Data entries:
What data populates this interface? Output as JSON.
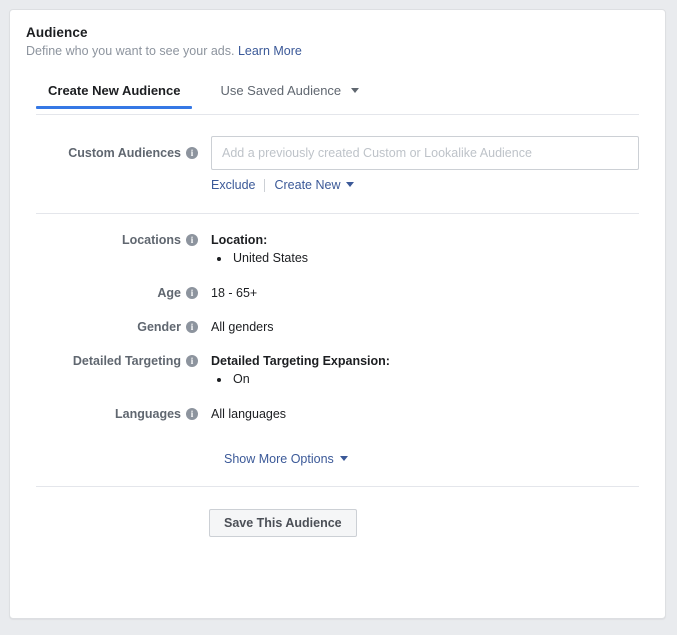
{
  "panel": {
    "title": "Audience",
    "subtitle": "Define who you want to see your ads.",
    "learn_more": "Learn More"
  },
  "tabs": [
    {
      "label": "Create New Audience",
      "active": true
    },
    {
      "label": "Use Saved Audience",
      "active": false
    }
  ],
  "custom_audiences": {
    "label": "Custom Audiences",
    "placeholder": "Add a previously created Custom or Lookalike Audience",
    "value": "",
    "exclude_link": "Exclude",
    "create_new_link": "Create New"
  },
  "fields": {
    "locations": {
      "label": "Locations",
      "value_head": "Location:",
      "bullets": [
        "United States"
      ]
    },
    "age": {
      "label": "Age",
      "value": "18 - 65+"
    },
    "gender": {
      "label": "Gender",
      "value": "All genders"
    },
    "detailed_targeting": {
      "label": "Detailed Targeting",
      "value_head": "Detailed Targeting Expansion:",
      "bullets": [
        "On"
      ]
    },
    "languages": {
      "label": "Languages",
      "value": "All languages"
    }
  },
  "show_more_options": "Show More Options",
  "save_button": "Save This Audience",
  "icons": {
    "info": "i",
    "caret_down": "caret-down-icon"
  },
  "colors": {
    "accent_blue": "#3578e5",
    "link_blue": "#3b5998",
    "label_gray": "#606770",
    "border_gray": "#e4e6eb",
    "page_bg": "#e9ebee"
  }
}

...

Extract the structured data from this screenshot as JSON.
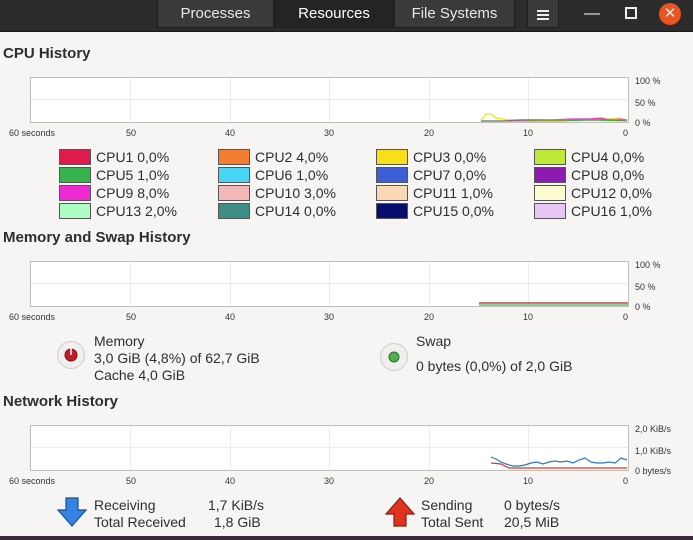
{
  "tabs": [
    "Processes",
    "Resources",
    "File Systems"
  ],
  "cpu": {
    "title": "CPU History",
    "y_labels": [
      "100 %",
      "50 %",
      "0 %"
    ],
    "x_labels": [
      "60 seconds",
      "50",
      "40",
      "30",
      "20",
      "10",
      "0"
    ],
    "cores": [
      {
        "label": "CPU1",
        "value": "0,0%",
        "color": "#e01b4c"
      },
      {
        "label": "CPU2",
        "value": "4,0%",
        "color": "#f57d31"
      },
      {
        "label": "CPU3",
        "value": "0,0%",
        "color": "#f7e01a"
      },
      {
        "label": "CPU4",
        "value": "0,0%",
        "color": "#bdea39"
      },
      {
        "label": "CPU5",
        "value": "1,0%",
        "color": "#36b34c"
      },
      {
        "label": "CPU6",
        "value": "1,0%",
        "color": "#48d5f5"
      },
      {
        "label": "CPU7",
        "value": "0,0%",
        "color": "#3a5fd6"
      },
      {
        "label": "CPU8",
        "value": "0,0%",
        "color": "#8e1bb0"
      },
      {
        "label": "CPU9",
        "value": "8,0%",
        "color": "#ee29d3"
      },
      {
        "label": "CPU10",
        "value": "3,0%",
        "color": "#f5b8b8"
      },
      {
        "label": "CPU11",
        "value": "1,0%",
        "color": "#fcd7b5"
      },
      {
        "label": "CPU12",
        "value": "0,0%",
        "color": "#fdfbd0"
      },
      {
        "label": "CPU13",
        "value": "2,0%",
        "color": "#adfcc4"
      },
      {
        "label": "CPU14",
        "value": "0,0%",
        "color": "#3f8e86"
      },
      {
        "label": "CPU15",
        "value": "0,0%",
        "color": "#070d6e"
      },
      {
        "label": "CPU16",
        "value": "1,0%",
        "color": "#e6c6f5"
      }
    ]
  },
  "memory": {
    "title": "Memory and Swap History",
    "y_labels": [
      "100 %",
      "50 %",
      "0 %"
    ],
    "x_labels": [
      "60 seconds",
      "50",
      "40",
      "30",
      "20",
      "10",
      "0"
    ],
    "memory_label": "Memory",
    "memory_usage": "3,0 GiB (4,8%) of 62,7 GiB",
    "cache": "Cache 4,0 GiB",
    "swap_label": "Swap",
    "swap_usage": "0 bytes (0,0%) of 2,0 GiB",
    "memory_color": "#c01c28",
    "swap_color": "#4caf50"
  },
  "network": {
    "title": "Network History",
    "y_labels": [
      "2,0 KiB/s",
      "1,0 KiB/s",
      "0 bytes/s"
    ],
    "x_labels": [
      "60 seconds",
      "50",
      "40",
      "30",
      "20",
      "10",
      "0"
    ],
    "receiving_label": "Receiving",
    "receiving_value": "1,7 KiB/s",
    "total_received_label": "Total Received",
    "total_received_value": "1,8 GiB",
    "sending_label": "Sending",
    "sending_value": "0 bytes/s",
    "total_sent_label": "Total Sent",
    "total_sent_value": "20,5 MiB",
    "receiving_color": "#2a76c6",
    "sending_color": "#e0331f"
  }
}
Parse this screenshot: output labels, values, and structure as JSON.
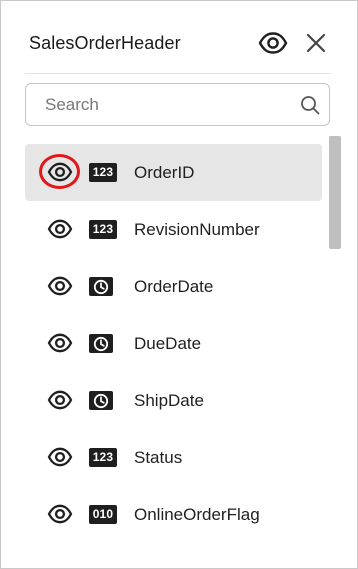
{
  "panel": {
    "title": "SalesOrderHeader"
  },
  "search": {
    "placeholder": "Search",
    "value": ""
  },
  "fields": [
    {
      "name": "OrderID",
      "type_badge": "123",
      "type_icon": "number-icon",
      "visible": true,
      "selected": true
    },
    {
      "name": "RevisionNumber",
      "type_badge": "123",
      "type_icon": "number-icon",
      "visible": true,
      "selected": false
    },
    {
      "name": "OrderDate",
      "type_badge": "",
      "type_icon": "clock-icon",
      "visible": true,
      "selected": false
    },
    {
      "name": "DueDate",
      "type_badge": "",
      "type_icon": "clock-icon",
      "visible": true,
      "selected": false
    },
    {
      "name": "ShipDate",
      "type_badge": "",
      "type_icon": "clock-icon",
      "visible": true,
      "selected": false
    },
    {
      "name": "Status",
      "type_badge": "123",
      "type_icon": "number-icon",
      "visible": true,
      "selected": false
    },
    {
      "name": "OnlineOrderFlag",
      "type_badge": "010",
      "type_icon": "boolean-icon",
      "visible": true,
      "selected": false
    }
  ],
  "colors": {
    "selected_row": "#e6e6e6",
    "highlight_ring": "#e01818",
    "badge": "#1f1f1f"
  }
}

==

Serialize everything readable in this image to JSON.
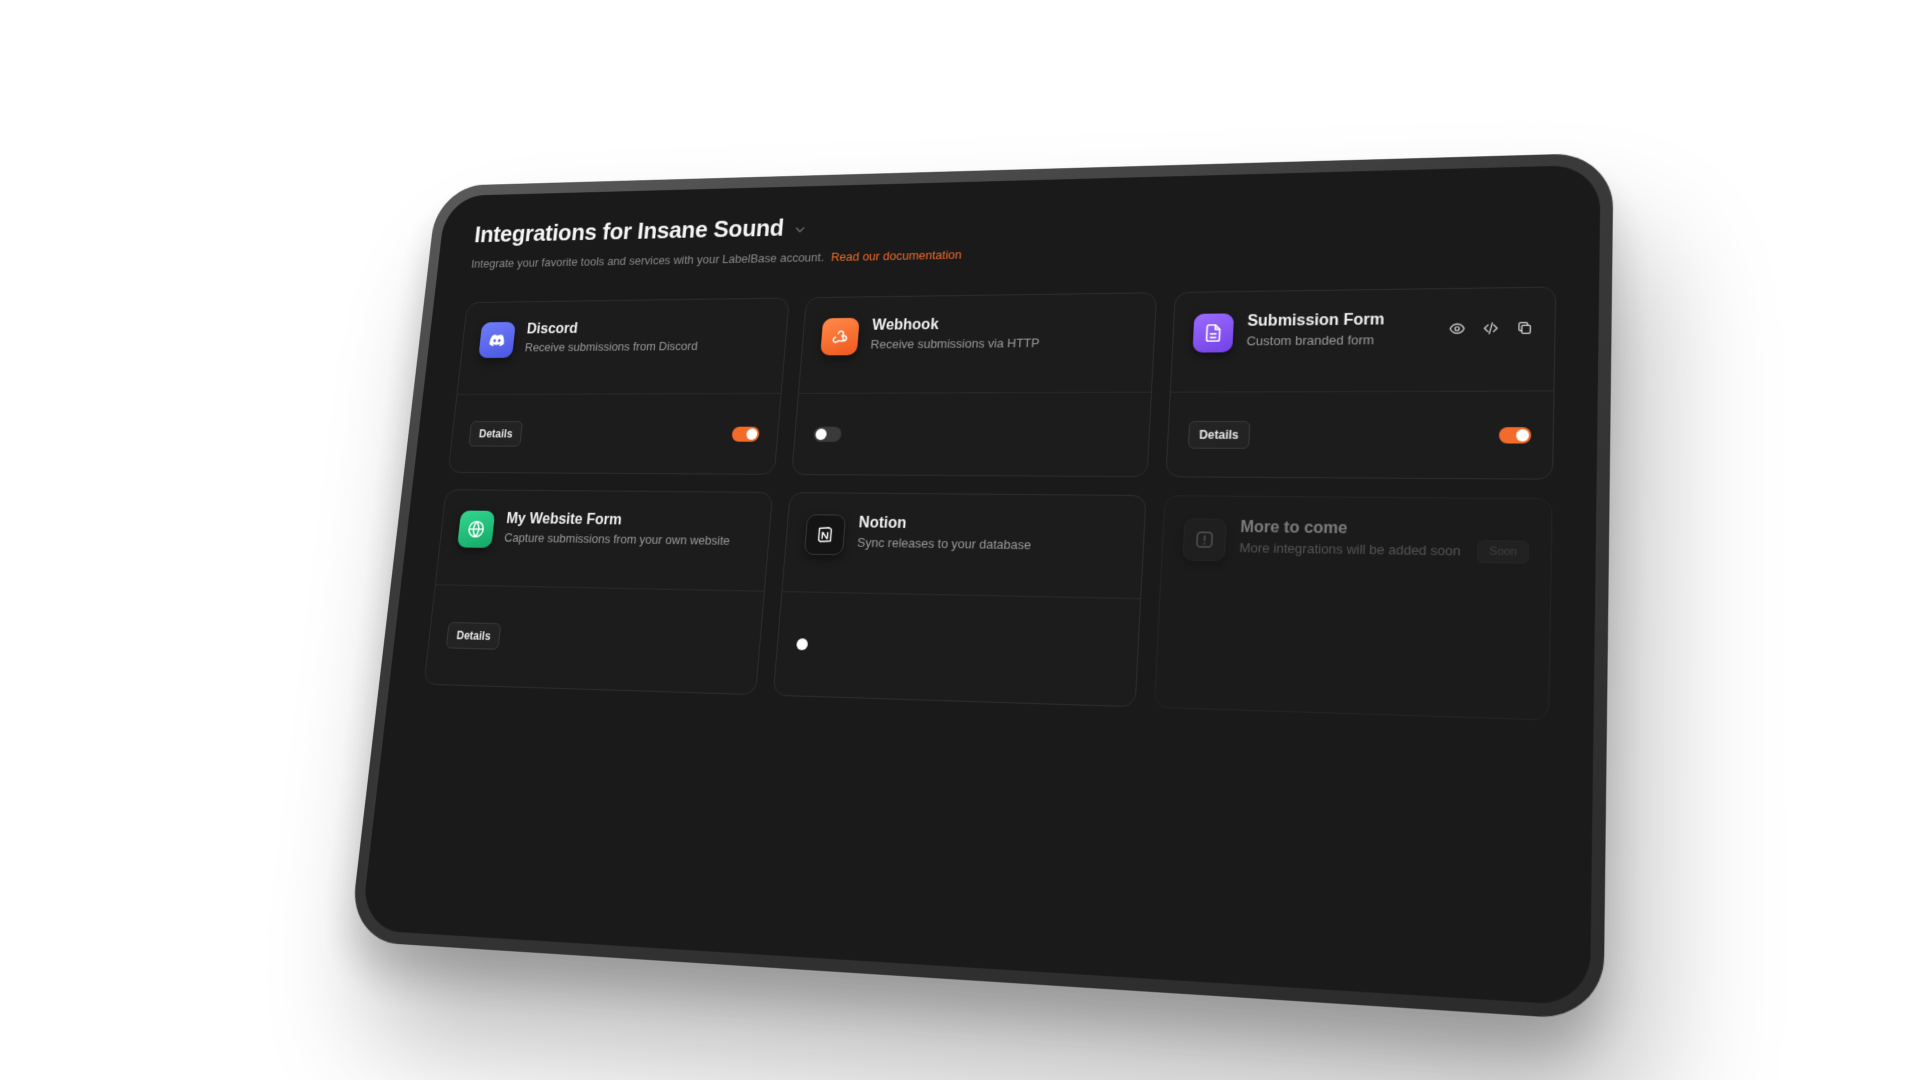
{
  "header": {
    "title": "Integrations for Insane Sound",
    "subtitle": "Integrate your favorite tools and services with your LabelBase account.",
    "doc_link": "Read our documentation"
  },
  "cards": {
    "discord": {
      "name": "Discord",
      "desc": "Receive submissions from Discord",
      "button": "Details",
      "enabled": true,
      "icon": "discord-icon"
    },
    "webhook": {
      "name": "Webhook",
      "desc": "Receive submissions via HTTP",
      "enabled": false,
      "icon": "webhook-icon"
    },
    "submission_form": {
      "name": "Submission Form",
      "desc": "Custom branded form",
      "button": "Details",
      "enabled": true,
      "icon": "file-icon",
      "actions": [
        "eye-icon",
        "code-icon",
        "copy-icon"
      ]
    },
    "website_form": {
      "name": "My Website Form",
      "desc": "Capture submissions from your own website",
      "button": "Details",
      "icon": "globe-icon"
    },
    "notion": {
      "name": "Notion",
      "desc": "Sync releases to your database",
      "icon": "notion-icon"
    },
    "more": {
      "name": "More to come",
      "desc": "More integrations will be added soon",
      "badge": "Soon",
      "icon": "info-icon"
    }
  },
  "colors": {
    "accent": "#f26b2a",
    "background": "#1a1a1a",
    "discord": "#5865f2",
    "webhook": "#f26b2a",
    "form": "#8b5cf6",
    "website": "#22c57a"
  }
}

REQUIRED TASK:
Your answer should be a single number: the count of lines in the listing that contain the word "placeholder".

RESULT BELOW:
2